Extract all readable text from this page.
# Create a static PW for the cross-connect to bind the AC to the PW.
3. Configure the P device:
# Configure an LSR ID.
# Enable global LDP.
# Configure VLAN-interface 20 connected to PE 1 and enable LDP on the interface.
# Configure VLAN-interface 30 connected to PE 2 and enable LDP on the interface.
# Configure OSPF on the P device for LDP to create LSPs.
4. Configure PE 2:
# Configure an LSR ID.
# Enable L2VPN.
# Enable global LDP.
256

:: What the exercise asks ::
In the entries above, find every line with the word "connected" and list it.

:: Result of the exercise ::
# Configure VLAN-interface 20 connected to PE 1 and enable LDP on the interface.
# Configure VLAN-interface 30 connected to PE 2 and enable LDP on the interface.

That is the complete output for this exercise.